◆ **WRITTEN REQUEST**:
Reproduce every entry below precisely. Pictures are excluded from the copy.

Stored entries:
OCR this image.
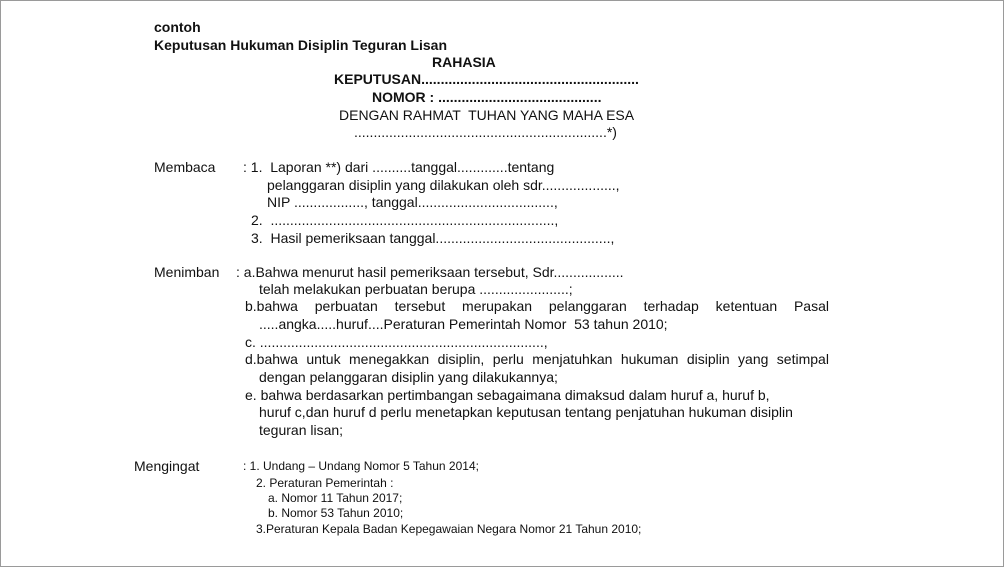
contoh
Keputusan Hukuman Disiplin Teguran Lisan
RAHASIA
KEPUTUSAN........................................................
NOMOR : ..........................................
DENGAN RAHMAT  TUHAN YANG MAHA ESA
.................................................................*)
Membaca : 1.  Laporan **) dari ..........tanggal.............tentang
pelanggaran disiplin yang dilakukan oleh sdr...................,
NIP .................., tanggal...................................,
2.  .........................................................................,
3.  Hasil pemeriksaan tanggal.............................................,
Menimban : a.Bahwa menurut hasil pemeriksaan tersebut, Sdr..................
telah melakukan perbuatan berupa .......................;
b.bahwa perbuatan tersebut merupakan pelanggaran terhadap ketentuan Pasal
.....angka.....huruf....Peraturan Pemerintah Nomor  53 tahun 2010;
c. .........................................................................,
d.bahwa untuk menegakkan disiplin, perlu menjatuhkan hukuman disiplin yang setimpal
dengan pelanggaran disiplin yang dilakukannya;
e. bahwa berdasarkan pertimbangan sebagaimana dimaksud dalam huruf a, huruf b,
huruf c,dan huruf d perlu menetapkan keputusan tentang penjatuhan hukuman disiplin
teguran lisan;
Mengingat	: 1. Undang – Undang Nomor 5 Tahun 2014;
2. Peraturan Pemerintah :
a. Nomor 11 Tahun 2017;
b. Nomor 53 Tahun 2010;
3.Peraturan Kepala Badan Kepegawaian Negara Nomor 21 Tahun 2010;
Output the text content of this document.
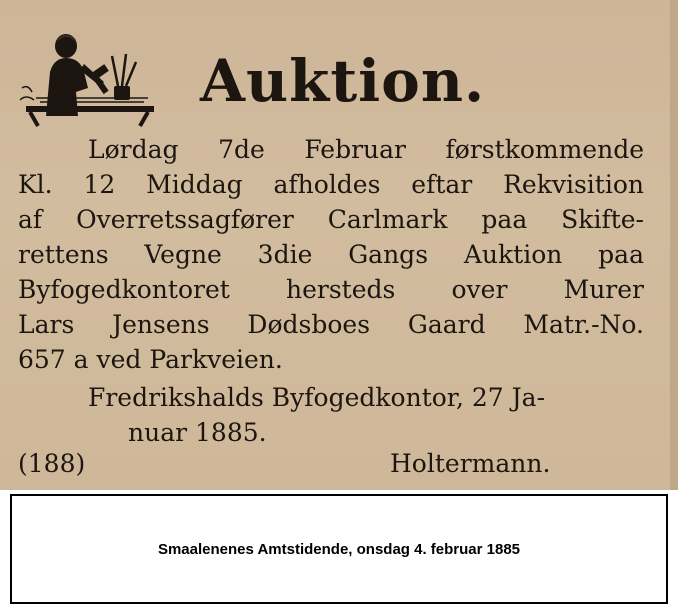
Auktion.
Lørdag 7de Februar førstkommende
Kl. 12 Middag afholdes eftar Rekvisition
af Overretssagfører Carlmark paa Skifte-
rettens Vegne 3die Gangs Auktion paa
Byfogedkontoret hersteds over Murer
Lars Jensens Dødsboes Gaard Matr.-No.
657 a ved Parkveien.
Fredrikshalds Byfogedkontor, 27 Ja-
nuar 1885.
(188)	Holtermann.
Smaalenenes Amtstidende, onsdag 4. februar 1885
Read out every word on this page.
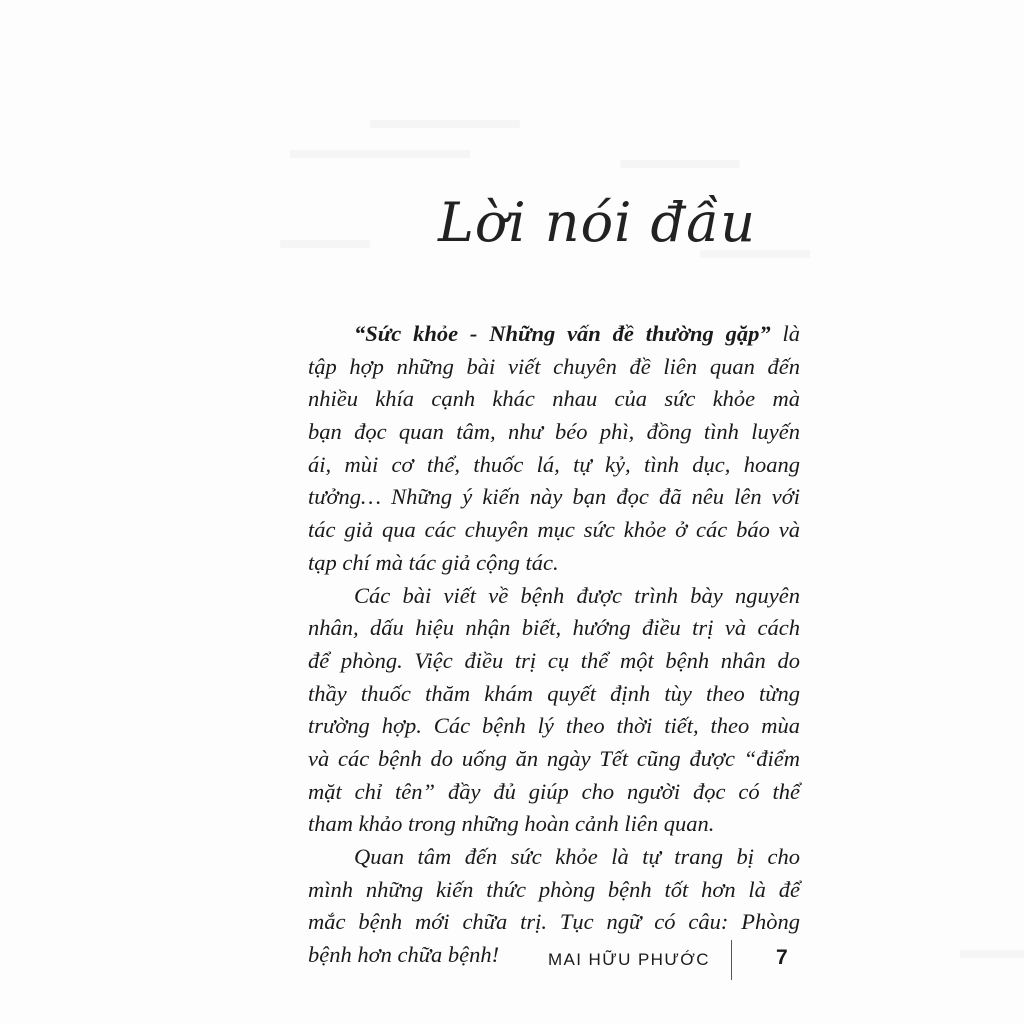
Lời nói đầu
“Sức khỏe - Những vấn đề thường gặp” là
tập hợp những bài viết chuyên đề liên quan đến
nhiều khía cạnh khác nhau của sức khỏe mà
bạn đọc quan tâm, như béo phì, đồng tình luyến
ái, mùi cơ thể, thuốc lá, tự kỷ, tình dục, hoang
tưởng… Những ý kiến này bạn đọc đã nêu lên với
tác giả qua các chuyên mục sức khỏe ở các báo và
tạp chí mà tác giả cộng tác.
Các bài viết về bệnh được trình bày nguyên
nhân, dấu hiệu nhận biết, hướng điều trị và cách
để phòng. Việc điều trị cụ thể một bệnh nhân do
thầy thuốc thăm khám quyết định tùy theo từng
trường hợp. Các bệnh lý theo thời tiết, theo mùa
và các bệnh do uống ăn ngày Tết cũng được “điểm
mặt chỉ tên” đầy đủ giúp cho người đọc có thể
tham khảo trong những hoàn cảnh liên quan.
Quan tâm đến sức khỏe là tự trang bị cho
mình những kiến thức phòng bệnh tốt hơn là để
mắc bệnh mới chữa trị. Tục ngữ có câu: Phòng
bệnh hơn chữa bệnh!	MAI HỮU PHƯỚC	7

◆ **OUTPUT OF THE EXERCISE**:
OCR this image.
contoh
Keputusan Hukuman Disiplin Teguran Lisan
RAHASIA
KEPUTUSAN........................................................
NOMOR : ..........................................
DENGAN RAHMAT  TUHAN YANG MAHA ESA
.................................................................*)
Membaca : 1.  Laporan **) dari ..........tanggal.............tentang
pelanggaran disiplin yang dilakukan oleh sdr...................,
NIP .................., tanggal...................................,
2.  .........................................................................,
3.  Hasil pemeriksaan tanggal.............................................,
Menimban : a.Bahwa menurut hasil pemeriksaan tersebut, Sdr..................
telah melakukan perbuatan berupa .......................;
b.bahwa perbuatan tersebut merupakan pelanggaran terhadap ketentuan Pasal
.....angka.....huruf....Peraturan Pemerintah Nomor  53 tahun 2010;
c. .........................................................................,
d.bahwa untuk menegakkan disiplin, perlu menjatuhkan hukuman disiplin yang setimpal
dengan pelanggaran disiplin yang dilakukannya;
e. bahwa berdasarkan pertimbangan sebagaimana dimaksud dalam huruf a, huruf b,
huruf c,dan huruf d perlu menetapkan keputusan tentang penjatuhan hukuman disiplin
teguran lisan;
Mengingat	: 1. Undang – Undang Nomor 5 Tahun 2014;
2. Peraturan Pemerintah :
a. Nomor 11 Tahun 2017;
b. Nomor 53 Tahun 2010;
3.Peraturan Kepala Badan Kepegawaian Negara Nomor 21 Tahun 2010;
Output the text content of this document.
Auktion.
Lørdag 7de Februar førstkommende
Kl. 12 Middag afholdes eftar Rekvisition
af Overretssagfører Carlmark paa Skifte-
rettens Vegne 3die Gangs Auktion paa
Byfogedkontoret hersteds over Murer
Lars Jensens Dødsboes Gaard Matr.-No.
657 a ved Parkveien.
Fredrikshalds Byfogedkontor, 27 Ja-
nuar 1885.
(188)	Holtermann.
Smaalenenes Amtstidende, onsdag 4. februar 1885
Read out every word on this page.
Lời nói đầu
“Sức khỏe - Những vấn đề thường gặp” là
tập hợp những bài viết chuyên đề liên quan đến
nhiều khía cạnh khác nhau của sức khỏe mà
bạn đọc quan tâm, như béo phì, đồng tình luyến
ái, mùi cơ thể, thuốc lá, tự kỷ, tình dục, hoang
tưởng… Những ý kiến này bạn đọc đã nêu lên với
tác giả qua các chuyên mục sức khỏe ở các báo và
tạp chí mà tác giả cộng tác.
Các bài viết về bệnh được trình bày nguyên
nhân, dấu hiệu nhận biết, hướng điều trị và cách
để phòng. Việc điều trị cụ thể một bệnh nhân do
thầy thuốc thăm khám quyết định tùy theo từng
trường hợp. Các bệnh lý theo thời tiết, theo mùa
và các bệnh do uống ăn ngày Tết cũng được “điểm
mặt chỉ tên” đầy đủ giúp cho người đọc có thể
tham khảo trong những hoàn cảnh liên quan.
Quan tâm đến sức khỏe là tự trang bị cho
mình những kiến thức phòng bệnh tốt hơn là để
mắc bệnh mới chữa trị. Tục ngữ có câu: Phòng
bệnh hơn chữa bệnh!	MAI HỮU PHƯỚC	7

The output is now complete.